══ Fragmento

Y el Padre le recordó que tenía derecho a tal honor, primero, porque era su Hijo, igual a Él: Yo te he engendrado antes de la aurora; y luego, como Hijo del hombre vencedor del mundo y del infierno, rey de la humanidad rescatada: Siéntate a mi diestra y te sirvan de escabel tus enemigos.

En virtud de su dignidad real, Jesucristo fue investido de un triple poder:

— Primero, de establecer su Reino en todos los pueblos a pesar de la oposición de sus enemigos: Tendrás en tu mano el cetro del poder; establecerás tu imperio sobre Sión, y luego sobre toda la tierra. Serás combatido por el príncipe del mundo y sus secuaces, pero Tú dominarás como soberano sobre tus enemigos.

— En virtud de su real dignidad, Cristo fue investido, en segundo lugar, del eterno pontificado: Tú eres sacerdote eterno según el orden de Melquisedec.

El Padre celestial ha anulado los sacrificios y las víctimas de la ley figurativa. No hay más que un sacrificador y una víctima que le agraden: el sacrificador es Jesús, Sumo y Eterno Sacerdote, y Él mismo es también la víctima, la Hostia santa e inmaculada.

En el Cielo como en la tierra, permanece el Cordero inmolado por la salud del mundo, siempre vivo para ofrecerse a su Padre e interceder por aquellos que ha rescatado al precio de su Sangre.

— Por fin, el Padre confirió al Hijo la suprema Judicatura: En el día de su cólera, quebrantará a los reyes como a los pueblos. Juzgará a las naciones, pulverizará a sus adversarios, llenará el mundo de ruinas. Ha bebido el agua del torrente en el día de sus humillaciones y dolores; justo es que levante su cabeza y confunda a sus enemigos.

Hijo de Dios, se hizo hombre, se hizo esclavo, se hizo semejante al gusano de la tierra que es hollado bajo el pie; y por esto, Dios le ha exaltado y le ha dado un nombre sobre todo nombre, a fin de que, al nombre de Jesús, toda rodilla se doble en el cielo, en la tierra y en el infierno.

Y este mismo Jesús sentado a la diestra del Altísimo, es a quien los Apóstoles van a glorificar en este mundo y cuyo reino van a establecer en toda la tierra.

Los judíos, los romanos, los apóstatas, les harán una guerra sin tregua; pero ¿quién podrá vencerlos si Jesús está con ellos? Conspiran contra el Señor y contra su Cristo, dice David, pero Dios se ríe de sus insensatos designios. Yo te he dado en herencia todas las naciones de la tierra, dice a su Hijo, y extenderé tu imperio hasta las extremidades del mundo; despedazaré a tus enemigos como se rompe un vaso de arcilla. ¡Oh reyes!, comprended; aprended, ¡pueblos de la tierra!

Y desde la Ascensión de Jesucristo hasta su Parusía, la historia de los siglos no será más que el cumplimiento de esta profecía.

════
══ Líneas mostradas

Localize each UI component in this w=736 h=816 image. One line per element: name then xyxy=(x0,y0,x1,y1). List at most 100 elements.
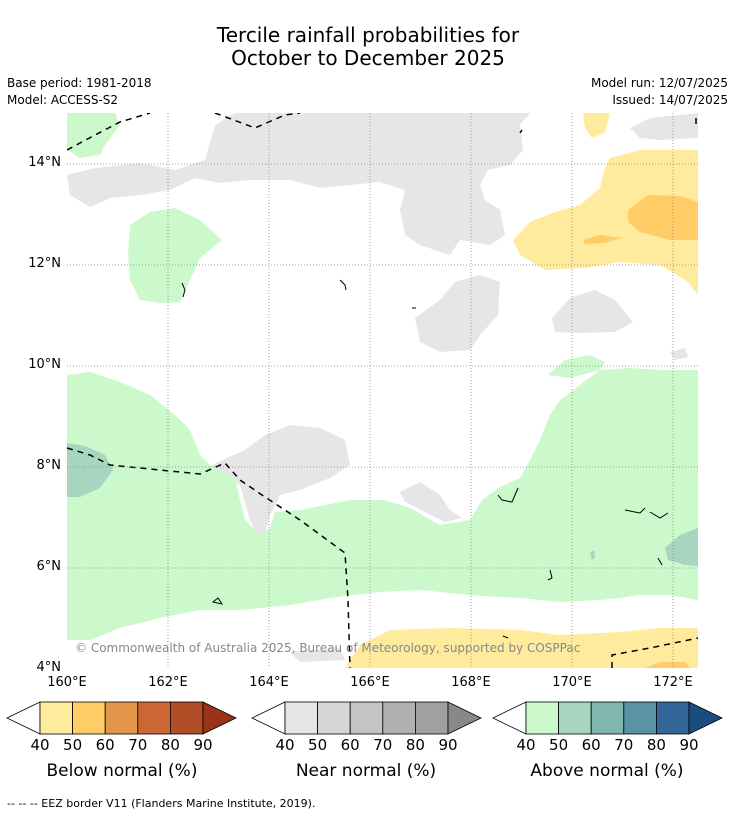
colorbar-over-triangle xyxy=(202,701,237,735)
colorbar-segment xyxy=(104,701,139,735)
colorbar-segment xyxy=(590,701,625,735)
lon-label: 162°E xyxy=(148,675,188,690)
lon-label: 168°E xyxy=(451,675,491,690)
colorbar-segment xyxy=(382,701,416,735)
island-outline xyxy=(624,507,669,519)
below-normal-region-core xyxy=(628,195,698,240)
legend-title-below: Below normal (%) xyxy=(46,761,198,781)
colorbar-tick-label: 60 xyxy=(95,736,115,754)
colorbar-under-triangle xyxy=(251,701,286,735)
island-outline xyxy=(502,635,509,639)
lat-label: 4°N xyxy=(36,660,62,675)
lon-label: 160°E xyxy=(47,675,87,690)
colorbar-tick-label: 90 xyxy=(679,736,699,754)
model-run: Model run: 12/07/2025 xyxy=(590,76,728,90)
below-normal-region-south xyxy=(345,628,698,668)
above-normal-regions xyxy=(67,113,698,640)
map-gridlines xyxy=(67,113,698,668)
colorbar-under-triangle xyxy=(6,701,41,735)
island-outline xyxy=(547,569,553,581)
colorbar-segment xyxy=(317,701,351,735)
colorbar-tick-label: 70 xyxy=(373,736,393,754)
below-normal-region-northeast xyxy=(513,150,698,295)
colorbar-tick-label: 50 xyxy=(549,736,569,754)
above-normal-50-west xyxy=(67,443,113,497)
colorbar-tick-label: 40 xyxy=(275,736,295,754)
eez-border-north xyxy=(67,113,301,151)
colorbar-tick-label: 70 xyxy=(128,736,148,754)
eez-border-lines xyxy=(67,113,698,668)
colorbar-over-triangle xyxy=(688,701,723,735)
island-outlines xyxy=(181,279,669,639)
lon-label: 170°E xyxy=(552,675,592,690)
colorbar-tick-label: 80 xyxy=(646,736,666,754)
colorbar-segment xyxy=(349,701,384,735)
colorbar-tick-label: 80 xyxy=(405,736,425,754)
eez-border-west xyxy=(67,447,351,668)
colorbar-near-normal xyxy=(251,701,482,735)
colorbar-tick-label: 90 xyxy=(193,736,213,754)
below-normal-region-top xyxy=(583,113,610,138)
colorbar-segment xyxy=(137,701,171,735)
colorbar-tick-label: 80 xyxy=(160,736,180,754)
colorbar-segment xyxy=(656,701,690,735)
near-normal-region-north xyxy=(67,113,530,255)
above-normal-50-east xyxy=(665,528,698,566)
model-name: Model: ACCESS-S2 xyxy=(7,93,119,107)
eez-footnote: -- -- -- EEZ border V11 (Flanders Marine… xyxy=(7,797,316,810)
below-normal-region-south-core xyxy=(645,662,690,668)
copyright-text: © Commonwealth of Australia 2025, Bureau… xyxy=(75,641,580,655)
island-outline xyxy=(497,487,519,503)
above-normal-region-west xyxy=(128,208,222,303)
colorbar-tick-label: 50 xyxy=(63,736,83,754)
above-normal-50-small xyxy=(590,550,595,560)
lon-label: 166°E xyxy=(350,675,390,690)
colorbar-tick-label: 70 xyxy=(614,736,634,754)
colorbar-segment xyxy=(284,701,318,735)
near-normal-region-south xyxy=(290,648,345,662)
rainfall-map: © Commonwealth of Australia 2025, Bureau… xyxy=(67,113,698,668)
near-normal-region-east-small xyxy=(670,348,688,360)
colorbar-segment xyxy=(525,701,559,735)
above-normal-region-northwest xyxy=(67,113,120,158)
lat-label: 14°N xyxy=(28,155,61,170)
colorbar-tick-label: 40 xyxy=(516,736,536,754)
colorbar-tick-label: 50 xyxy=(308,736,328,754)
above-normal-region-green-top xyxy=(548,355,605,378)
colorbar-segment xyxy=(39,701,73,735)
colorbar-under-triangle xyxy=(492,701,527,735)
near-normal-region-northeast xyxy=(630,113,698,140)
colorbar-tick-label: 60 xyxy=(340,736,360,754)
island-outline xyxy=(339,279,347,291)
island-outline xyxy=(211,597,224,605)
lat-label: 12°N xyxy=(28,256,61,271)
lon-label: 164°E xyxy=(249,675,289,690)
base-period: Base period: 1981-2018 xyxy=(7,76,152,90)
above-normal-region-south-band xyxy=(67,368,698,640)
issued-date: Issued: 14/07/2025 xyxy=(612,93,728,107)
colorbar-tick-label: 40 xyxy=(30,736,50,754)
colorbar-below-normal xyxy=(6,701,237,735)
lat-label: 6°N xyxy=(36,559,62,574)
legend-title-near: Near normal (%) xyxy=(295,761,437,781)
lat-label: 10°N xyxy=(28,357,61,372)
eez-border-northeast xyxy=(519,118,697,134)
below-normal-regions xyxy=(345,113,698,668)
colorbar-segment xyxy=(169,701,204,735)
near-normal-region-center xyxy=(415,275,500,352)
near-normal-region-central-south xyxy=(205,425,350,545)
map-title-line2: October to December 2025 xyxy=(231,46,505,70)
near-normal-region-east xyxy=(552,290,633,333)
lat-label: 8°N xyxy=(36,458,62,473)
lon-label: 172°E xyxy=(653,675,693,690)
colorbar-segment xyxy=(72,701,106,735)
colorbar-tick-label: 60 xyxy=(581,736,601,754)
colorbar-segment xyxy=(623,701,657,735)
near-normal-region-small xyxy=(400,482,462,522)
island-outline xyxy=(657,557,663,566)
island-outline xyxy=(181,282,186,298)
colorbar-above-normal xyxy=(492,701,723,735)
legend-title-above: Above normal (%) xyxy=(530,761,684,781)
colorbar-segment xyxy=(558,701,592,735)
map-title-line1: Tercile rainfall probabilities for xyxy=(216,23,520,47)
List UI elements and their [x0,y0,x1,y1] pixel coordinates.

════

§ **Instrucción dada**
Transcribe sin cambios el pasaje del fragmento sobre la dignidad real de Cristo que comienza en "El Padre celestial" y termina en "santa e inmaculada.". Apóyate únicamente en el fragmento.

§ **Respuesta del ejercicio**
El Padre celestial ha anulado los sacrificios y las víctimas de la ley figurativa. No hay más que un sacrificador y una víctima que le agraden: el sacrificador es Jesús, Sumo y Eterno Sacerdote, y Él mismo es también la víctima, la Hostia santa e inmaculada.